Given instruction = Show only lines that include "data".

::::::::

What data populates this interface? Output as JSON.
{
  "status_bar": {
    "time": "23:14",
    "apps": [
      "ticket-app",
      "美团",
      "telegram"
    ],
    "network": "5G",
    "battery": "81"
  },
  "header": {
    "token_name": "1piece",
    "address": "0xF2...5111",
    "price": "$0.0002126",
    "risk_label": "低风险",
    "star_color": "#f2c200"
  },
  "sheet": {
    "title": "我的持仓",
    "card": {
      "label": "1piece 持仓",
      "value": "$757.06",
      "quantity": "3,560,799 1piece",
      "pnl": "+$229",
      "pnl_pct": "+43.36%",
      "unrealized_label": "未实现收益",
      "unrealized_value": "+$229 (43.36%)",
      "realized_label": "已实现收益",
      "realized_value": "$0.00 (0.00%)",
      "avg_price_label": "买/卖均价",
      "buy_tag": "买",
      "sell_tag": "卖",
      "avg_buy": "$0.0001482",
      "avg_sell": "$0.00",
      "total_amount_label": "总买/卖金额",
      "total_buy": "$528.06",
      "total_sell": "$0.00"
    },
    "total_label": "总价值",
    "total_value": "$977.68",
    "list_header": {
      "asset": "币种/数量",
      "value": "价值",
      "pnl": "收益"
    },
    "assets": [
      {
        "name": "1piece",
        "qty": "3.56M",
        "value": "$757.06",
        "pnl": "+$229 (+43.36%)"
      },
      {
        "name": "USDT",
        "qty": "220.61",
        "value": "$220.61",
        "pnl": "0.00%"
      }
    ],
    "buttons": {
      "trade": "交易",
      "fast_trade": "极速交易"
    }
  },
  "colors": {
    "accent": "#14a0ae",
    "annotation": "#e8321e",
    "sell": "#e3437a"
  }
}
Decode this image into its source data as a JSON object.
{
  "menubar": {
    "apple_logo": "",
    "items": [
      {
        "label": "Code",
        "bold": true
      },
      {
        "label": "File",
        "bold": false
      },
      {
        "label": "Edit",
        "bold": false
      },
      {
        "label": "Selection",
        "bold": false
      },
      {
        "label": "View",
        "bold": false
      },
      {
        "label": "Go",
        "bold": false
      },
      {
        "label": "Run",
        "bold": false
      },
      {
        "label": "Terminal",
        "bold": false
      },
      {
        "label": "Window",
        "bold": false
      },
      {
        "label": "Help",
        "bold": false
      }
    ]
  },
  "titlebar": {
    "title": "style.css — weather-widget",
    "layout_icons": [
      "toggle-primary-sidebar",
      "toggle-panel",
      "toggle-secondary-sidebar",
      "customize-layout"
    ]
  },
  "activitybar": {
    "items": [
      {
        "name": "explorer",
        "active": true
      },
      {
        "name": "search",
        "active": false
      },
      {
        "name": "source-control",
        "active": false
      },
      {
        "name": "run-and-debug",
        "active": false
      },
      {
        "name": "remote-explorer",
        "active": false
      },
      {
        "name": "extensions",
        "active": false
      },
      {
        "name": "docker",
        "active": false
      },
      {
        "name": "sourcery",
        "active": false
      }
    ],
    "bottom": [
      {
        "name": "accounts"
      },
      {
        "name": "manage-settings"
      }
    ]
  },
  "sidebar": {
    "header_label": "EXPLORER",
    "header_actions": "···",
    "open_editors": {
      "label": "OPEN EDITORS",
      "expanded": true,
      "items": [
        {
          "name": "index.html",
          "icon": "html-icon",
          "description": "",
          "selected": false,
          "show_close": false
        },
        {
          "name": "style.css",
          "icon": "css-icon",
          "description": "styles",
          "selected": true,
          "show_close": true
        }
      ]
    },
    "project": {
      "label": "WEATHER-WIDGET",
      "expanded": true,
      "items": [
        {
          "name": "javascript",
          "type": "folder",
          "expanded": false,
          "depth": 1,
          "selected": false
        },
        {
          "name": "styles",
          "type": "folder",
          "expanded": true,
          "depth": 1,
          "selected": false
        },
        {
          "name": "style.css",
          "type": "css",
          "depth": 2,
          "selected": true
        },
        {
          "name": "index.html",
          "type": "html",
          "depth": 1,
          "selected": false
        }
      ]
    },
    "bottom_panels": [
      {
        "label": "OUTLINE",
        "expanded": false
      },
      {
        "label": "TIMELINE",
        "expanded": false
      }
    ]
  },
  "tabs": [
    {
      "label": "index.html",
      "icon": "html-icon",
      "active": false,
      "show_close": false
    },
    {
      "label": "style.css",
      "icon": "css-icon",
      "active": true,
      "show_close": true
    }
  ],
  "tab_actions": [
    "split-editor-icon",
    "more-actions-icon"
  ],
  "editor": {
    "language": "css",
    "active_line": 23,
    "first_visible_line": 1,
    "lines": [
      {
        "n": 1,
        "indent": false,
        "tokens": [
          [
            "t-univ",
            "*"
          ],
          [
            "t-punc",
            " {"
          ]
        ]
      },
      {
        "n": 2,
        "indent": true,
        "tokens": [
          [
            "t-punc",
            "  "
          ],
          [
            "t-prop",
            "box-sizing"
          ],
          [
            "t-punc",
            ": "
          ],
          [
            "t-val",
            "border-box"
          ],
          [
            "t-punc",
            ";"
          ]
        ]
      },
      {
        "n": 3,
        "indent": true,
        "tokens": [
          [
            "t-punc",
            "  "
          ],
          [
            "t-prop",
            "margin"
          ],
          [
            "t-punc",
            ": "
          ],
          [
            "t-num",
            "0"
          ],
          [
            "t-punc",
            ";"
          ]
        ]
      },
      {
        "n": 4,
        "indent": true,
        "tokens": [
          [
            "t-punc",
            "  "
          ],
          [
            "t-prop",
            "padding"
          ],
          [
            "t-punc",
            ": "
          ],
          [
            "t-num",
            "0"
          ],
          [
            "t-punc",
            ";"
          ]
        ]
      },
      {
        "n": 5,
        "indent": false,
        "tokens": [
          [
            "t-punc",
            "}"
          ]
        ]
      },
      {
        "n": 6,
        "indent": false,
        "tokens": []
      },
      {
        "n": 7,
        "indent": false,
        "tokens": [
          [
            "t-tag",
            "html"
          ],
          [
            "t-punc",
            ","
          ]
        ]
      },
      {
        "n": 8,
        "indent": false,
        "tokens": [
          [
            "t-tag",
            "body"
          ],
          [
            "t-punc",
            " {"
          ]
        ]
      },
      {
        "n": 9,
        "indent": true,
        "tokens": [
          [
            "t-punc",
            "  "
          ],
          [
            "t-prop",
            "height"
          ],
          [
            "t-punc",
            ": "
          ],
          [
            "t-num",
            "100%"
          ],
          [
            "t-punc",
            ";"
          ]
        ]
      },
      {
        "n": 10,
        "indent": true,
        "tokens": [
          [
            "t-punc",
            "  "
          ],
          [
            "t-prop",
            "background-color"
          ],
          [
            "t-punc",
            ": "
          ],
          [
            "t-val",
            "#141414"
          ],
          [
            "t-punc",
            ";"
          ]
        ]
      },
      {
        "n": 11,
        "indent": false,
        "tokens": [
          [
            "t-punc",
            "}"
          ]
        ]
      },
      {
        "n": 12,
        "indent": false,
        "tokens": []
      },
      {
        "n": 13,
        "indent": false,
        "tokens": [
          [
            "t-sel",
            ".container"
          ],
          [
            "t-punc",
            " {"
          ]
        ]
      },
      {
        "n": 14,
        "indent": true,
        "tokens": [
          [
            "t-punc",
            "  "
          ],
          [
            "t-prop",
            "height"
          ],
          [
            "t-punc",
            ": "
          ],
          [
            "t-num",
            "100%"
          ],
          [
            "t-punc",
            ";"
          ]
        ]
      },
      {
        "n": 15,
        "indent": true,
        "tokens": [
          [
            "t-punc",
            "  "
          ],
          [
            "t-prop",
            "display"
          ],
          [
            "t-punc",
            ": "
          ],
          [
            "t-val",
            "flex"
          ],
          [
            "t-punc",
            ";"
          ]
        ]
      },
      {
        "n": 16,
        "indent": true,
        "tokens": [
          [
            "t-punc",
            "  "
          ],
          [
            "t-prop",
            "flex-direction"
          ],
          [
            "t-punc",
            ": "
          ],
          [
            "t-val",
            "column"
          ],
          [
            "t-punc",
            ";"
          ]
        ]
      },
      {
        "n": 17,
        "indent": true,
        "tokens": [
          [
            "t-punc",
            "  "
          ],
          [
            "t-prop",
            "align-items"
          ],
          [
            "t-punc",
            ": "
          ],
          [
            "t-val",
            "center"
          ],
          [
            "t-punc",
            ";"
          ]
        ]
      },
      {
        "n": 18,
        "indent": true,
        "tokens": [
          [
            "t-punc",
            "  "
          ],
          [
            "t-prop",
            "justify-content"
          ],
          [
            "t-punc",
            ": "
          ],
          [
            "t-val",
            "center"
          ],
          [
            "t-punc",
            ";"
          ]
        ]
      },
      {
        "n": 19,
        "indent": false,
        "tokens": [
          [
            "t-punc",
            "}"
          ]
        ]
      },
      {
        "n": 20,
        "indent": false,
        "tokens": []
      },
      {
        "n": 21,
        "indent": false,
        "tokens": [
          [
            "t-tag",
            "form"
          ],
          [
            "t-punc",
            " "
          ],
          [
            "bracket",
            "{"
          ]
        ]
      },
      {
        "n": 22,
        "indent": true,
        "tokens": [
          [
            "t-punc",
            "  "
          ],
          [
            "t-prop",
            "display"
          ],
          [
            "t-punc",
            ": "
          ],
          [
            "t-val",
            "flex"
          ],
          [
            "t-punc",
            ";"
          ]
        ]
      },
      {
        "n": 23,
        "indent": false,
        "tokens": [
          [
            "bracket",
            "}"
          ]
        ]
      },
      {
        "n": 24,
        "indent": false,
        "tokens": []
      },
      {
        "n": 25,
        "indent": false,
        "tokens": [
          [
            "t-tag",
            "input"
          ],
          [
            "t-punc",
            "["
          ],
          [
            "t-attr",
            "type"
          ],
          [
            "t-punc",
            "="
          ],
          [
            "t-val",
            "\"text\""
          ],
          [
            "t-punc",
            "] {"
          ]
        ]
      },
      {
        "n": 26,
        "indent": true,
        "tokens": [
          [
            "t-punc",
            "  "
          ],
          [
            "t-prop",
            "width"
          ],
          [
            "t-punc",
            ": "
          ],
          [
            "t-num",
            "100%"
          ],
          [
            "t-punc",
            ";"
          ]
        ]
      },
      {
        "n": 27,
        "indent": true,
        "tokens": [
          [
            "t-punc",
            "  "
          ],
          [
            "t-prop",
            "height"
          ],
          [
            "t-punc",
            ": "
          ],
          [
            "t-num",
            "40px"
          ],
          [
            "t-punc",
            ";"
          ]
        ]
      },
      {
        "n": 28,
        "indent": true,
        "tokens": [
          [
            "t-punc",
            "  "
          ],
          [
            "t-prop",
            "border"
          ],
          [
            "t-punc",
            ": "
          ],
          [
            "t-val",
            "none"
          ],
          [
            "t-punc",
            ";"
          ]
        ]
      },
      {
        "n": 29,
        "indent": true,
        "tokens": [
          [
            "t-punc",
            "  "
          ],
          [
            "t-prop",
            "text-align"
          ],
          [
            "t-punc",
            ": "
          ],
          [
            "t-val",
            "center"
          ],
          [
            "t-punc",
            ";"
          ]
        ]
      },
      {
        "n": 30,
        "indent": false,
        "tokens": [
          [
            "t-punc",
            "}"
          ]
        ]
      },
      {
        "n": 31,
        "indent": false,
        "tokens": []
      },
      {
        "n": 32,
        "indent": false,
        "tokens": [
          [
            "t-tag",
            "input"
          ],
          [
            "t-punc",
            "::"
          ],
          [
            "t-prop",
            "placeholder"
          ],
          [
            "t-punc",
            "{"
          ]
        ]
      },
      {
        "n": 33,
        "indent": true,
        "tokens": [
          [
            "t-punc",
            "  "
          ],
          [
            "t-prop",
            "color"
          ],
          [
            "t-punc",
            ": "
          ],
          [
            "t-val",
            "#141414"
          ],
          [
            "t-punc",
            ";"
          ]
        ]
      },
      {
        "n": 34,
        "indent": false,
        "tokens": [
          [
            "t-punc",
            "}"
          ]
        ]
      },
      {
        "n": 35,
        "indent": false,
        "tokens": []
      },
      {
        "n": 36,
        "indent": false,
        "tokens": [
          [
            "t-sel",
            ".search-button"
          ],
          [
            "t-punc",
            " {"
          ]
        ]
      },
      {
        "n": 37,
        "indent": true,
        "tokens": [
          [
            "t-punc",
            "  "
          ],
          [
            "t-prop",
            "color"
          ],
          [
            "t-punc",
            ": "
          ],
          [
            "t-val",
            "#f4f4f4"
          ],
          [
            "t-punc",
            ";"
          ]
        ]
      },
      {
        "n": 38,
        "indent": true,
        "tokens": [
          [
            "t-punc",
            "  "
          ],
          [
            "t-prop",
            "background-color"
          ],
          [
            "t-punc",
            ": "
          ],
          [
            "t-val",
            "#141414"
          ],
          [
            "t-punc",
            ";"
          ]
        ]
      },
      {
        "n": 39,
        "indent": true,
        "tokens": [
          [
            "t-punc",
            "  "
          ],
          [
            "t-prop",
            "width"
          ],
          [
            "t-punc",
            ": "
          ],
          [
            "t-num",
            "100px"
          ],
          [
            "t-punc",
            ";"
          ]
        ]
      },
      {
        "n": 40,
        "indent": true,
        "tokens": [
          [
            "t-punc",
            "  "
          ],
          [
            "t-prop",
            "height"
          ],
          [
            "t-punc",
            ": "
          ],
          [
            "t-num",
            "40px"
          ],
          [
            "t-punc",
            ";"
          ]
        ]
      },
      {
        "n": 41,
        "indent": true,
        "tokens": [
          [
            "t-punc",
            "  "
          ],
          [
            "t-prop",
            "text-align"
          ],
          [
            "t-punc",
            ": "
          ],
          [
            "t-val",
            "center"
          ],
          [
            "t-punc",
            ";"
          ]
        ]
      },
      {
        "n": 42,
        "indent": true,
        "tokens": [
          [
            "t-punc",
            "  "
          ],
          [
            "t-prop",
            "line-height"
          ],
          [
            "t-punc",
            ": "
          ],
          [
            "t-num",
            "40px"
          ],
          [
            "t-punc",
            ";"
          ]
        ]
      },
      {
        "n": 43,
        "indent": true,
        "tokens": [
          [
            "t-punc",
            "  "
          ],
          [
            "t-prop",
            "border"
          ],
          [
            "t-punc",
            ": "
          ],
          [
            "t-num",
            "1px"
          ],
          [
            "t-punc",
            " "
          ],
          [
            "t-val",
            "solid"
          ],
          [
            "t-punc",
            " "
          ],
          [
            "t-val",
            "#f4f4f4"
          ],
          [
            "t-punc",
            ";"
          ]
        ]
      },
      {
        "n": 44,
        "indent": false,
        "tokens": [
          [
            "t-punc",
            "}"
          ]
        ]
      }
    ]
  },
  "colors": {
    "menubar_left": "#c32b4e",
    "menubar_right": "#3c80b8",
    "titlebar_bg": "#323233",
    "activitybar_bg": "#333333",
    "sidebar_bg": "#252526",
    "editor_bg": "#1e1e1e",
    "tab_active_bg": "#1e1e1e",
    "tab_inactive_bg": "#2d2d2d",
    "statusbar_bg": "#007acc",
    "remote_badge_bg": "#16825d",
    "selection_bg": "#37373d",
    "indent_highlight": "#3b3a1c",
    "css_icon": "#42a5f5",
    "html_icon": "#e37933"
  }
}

::::::::

Solved problem =
What data populates this interface? Output as JSON.
Decode this image into its source data as a JSON object.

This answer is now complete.